### DIRECTIVE:
Copy the records below, replacing "interactable" with "clickable" wherever it appears and leaving everything else unchanged.

### PROVIDED MATERIAL:
● ● ● ●

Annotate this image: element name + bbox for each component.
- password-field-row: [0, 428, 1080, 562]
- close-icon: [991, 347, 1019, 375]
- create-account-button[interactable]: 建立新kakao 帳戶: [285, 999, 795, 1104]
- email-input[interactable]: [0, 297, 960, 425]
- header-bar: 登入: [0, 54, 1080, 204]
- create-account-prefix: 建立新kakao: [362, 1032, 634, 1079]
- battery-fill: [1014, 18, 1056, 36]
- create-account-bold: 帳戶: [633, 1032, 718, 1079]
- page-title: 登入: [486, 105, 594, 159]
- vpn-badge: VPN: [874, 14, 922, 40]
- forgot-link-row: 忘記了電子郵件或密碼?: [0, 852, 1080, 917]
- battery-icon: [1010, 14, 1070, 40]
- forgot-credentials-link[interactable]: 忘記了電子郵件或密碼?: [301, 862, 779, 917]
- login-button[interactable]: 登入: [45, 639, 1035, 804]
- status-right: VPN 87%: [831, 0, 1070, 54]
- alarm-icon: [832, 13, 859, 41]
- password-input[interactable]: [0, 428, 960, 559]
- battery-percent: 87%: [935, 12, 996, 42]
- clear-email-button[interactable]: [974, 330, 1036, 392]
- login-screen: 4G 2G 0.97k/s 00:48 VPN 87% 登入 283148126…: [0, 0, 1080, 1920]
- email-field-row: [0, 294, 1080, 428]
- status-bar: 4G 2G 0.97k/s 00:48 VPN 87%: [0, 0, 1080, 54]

● ● ● ●

### WRITTEN SOLUTION:
Annotate this image: element name + bbox for each component.
- password-field-row: [0, 428, 1080, 562]
- close-icon: [991, 347, 1019, 375]
- create-account-button[clickable]: 建立新kakao 帳戶: [285, 999, 795, 1104]
- email-input[clickable]: [0, 297, 960, 425]
- header-bar: 登入: [0, 54, 1080, 204]
- create-account-prefix: 建立新kakao: [362, 1032, 634, 1079]
- battery-fill: [1014, 18, 1056, 36]
- create-account-bold: 帳戶: [633, 1032, 718, 1079]
- page-title: 登入: [486, 105, 594, 159]
- vpn-badge: VPN: [874, 14, 922, 40]
- forgot-link-row: 忘記了電子郵件或密碼?: [0, 852, 1080, 917]
- battery-icon: [1010, 14, 1070, 40]
- forgot-credentials-link[clickable]: 忘記了電子郵件或密碼?: [301, 862, 779, 917]
- login-button[clickable]: 登入: [45, 639, 1035, 804]
- status-right: VPN 87%: [831, 0, 1070, 54]
- alarm-icon: [832, 13, 859, 41]
- password-input[clickable]: [0, 428, 960, 559]
- battery-percent: 87%: [935, 12, 996, 42]
- clear-email-button[clickable]: [974, 330, 1036, 392]
- login-screen: 4G 2G 0.97k/s 00:48 VPN 87% 登入 283148126…: [0, 0, 1080, 1920]
- email-field-row: [0, 294, 1080, 428]
- status-bar: 4G 2G 0.97k/s 00:48 VPN 87%: [0, 0, 1080, 54]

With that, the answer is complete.